%%

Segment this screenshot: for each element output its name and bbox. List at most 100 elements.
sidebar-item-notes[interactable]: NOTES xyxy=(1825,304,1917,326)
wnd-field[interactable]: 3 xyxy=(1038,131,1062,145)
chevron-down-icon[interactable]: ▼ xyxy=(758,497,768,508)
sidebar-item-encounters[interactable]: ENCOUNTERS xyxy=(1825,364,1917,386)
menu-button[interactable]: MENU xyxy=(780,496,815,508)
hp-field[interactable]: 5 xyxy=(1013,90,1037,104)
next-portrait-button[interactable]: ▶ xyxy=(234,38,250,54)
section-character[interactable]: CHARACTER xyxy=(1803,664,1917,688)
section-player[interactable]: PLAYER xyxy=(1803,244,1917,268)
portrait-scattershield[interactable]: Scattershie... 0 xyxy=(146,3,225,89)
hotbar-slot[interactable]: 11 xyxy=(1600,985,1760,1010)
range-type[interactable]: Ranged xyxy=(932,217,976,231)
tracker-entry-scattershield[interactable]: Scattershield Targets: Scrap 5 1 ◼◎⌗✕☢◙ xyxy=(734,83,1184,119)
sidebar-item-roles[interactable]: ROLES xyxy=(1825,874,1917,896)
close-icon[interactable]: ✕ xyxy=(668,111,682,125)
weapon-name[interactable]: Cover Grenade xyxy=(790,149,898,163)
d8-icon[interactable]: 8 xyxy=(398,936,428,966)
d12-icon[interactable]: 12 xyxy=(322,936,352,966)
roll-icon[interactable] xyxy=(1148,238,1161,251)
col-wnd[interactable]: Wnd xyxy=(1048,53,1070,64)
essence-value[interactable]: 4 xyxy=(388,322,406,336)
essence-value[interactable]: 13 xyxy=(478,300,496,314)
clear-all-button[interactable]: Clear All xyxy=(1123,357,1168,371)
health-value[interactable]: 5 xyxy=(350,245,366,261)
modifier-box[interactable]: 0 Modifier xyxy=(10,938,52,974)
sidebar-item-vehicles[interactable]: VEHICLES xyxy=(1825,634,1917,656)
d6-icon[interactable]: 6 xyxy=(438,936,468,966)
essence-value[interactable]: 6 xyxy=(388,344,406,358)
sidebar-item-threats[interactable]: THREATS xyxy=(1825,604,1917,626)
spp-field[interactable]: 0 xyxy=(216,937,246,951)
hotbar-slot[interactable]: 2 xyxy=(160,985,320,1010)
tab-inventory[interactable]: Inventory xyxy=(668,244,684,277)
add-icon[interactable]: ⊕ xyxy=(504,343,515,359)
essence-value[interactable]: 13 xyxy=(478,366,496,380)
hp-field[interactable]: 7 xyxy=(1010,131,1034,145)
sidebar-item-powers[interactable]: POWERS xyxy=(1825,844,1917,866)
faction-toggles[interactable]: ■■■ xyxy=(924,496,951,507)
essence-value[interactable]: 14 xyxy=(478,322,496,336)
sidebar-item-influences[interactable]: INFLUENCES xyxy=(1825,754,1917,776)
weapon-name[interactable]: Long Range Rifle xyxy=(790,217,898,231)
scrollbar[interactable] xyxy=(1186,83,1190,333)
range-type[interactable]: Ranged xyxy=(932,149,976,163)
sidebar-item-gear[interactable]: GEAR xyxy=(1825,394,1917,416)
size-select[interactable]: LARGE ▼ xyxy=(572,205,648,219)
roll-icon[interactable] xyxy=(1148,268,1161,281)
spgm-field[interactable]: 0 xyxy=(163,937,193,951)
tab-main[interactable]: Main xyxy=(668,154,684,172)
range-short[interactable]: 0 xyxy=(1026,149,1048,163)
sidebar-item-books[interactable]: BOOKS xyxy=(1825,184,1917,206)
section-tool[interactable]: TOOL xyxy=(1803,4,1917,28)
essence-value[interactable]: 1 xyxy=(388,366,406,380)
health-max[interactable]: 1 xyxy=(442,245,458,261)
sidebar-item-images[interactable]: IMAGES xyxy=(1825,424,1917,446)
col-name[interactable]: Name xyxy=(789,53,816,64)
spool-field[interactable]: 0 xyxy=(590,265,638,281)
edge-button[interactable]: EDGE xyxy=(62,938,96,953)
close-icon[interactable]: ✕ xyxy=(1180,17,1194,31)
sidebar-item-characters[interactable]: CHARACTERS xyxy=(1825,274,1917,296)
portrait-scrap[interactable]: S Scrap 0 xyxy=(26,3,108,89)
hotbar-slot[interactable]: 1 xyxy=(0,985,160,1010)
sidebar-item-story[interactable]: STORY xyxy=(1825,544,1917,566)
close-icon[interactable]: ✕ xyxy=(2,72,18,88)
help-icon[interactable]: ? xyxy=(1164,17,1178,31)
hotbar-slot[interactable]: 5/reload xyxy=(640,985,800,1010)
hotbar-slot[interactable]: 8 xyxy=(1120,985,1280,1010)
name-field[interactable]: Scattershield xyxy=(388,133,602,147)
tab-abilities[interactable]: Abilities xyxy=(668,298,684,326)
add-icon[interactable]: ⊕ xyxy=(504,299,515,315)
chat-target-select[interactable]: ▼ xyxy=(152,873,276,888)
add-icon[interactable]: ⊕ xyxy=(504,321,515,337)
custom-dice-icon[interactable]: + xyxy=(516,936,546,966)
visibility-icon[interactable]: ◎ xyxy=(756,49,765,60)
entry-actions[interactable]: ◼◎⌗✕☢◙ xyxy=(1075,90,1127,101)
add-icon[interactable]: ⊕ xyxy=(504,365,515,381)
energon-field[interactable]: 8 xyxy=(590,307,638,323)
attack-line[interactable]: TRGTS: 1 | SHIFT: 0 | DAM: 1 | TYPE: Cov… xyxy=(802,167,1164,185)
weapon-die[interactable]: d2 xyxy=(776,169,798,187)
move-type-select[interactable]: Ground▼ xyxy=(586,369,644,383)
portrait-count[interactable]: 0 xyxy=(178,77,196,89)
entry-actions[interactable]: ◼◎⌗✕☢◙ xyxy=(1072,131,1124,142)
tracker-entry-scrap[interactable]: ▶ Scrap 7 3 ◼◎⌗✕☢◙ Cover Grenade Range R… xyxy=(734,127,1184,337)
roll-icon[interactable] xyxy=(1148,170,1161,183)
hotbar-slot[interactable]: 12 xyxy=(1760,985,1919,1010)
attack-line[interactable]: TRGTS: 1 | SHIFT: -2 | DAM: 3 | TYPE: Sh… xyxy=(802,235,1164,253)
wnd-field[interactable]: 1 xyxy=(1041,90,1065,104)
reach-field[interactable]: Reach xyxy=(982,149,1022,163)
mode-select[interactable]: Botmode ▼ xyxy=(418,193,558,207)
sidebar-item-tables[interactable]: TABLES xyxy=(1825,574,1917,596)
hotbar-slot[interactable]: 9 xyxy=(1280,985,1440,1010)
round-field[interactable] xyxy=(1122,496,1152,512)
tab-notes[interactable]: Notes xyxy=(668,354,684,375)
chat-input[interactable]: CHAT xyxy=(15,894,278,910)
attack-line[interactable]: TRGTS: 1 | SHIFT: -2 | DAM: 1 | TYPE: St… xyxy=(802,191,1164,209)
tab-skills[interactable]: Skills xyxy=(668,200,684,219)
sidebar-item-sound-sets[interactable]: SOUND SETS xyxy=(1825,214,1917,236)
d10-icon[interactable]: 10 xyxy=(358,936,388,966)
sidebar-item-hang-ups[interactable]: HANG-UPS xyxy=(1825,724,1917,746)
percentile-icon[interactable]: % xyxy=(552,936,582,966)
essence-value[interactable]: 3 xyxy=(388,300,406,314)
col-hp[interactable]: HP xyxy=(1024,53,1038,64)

%%

= THE TASK =
Edit the material from its first line through the line containing "essence-value[interactable]: 4 xyxy=(388,322,406,336)", swapping "Cover Grenade" for "Smoke Grenade" and leaving everything else unchanged.

= THE ANSWER =
Segment this screenshot: for each element output its name and bbox. List at most 100 elements.
sidebar-item-notes[interactable]: NOTES xyxy=(1825,304,1917,326)
wnd-field[interactable]: 3 xyxy=(1038,131,1062,145)
chevron-down-icon[interactable]: ▼ xyxy=(758,497,768,508)
sidebar-item-encounters[interactable]: ENCOUNTERS xyxy=(1825,364,1917,386)
menu-button[interactable]: MENU xyxy=(780,496,815,508)
hp-field[interactable]: 5 xyxy=(1013,90,1037,104)
next-portrait-button[interactable]: ▶ xyxy=(234,38,250,54)
section-character[interactable]: CHARACTER xyxy=(1803,664,1917,688)
section-player[interactable]: PLAYER xyxy=(1803,244,1917,268)
portrait-scattershield[interactable]: Scattershie... 0 xyxy=(146,3,225,89)
hotbar-slot[interactable]: 11 xyxy=(1600,985,1760,1010)
range-type[interactable]: Ranged xyxy=(932,217,976,231)
tracker-entry-scattershield[interactable]: Scattershield Targets: Scrap 5 1 ◼◎⌗✕☢◙ xyxy=(734,83,1184,119)
sidebar-item-roles[interactable]: ROLES xyxy=(1825,874,1917,896)
close-icon[interactable]: ✕ xyxy=(668,111,682,125)
weapon-name[interactable]: Smoke Grenade xyxy=(790,149,898,163)
d8-icon[interactable]: 8 xyxy=(398,936,428,966)
d12-icon[interactable]: 12 xyxy=(322,936,352,966)
roll-icon[interactable] xyxy=(1148,238,1161,251)
col-wnd[interactable]: Wnd xyxy=(1048,53,1070,64)
essence-value[interactable]: 4 xyxy=(388,322,406,336)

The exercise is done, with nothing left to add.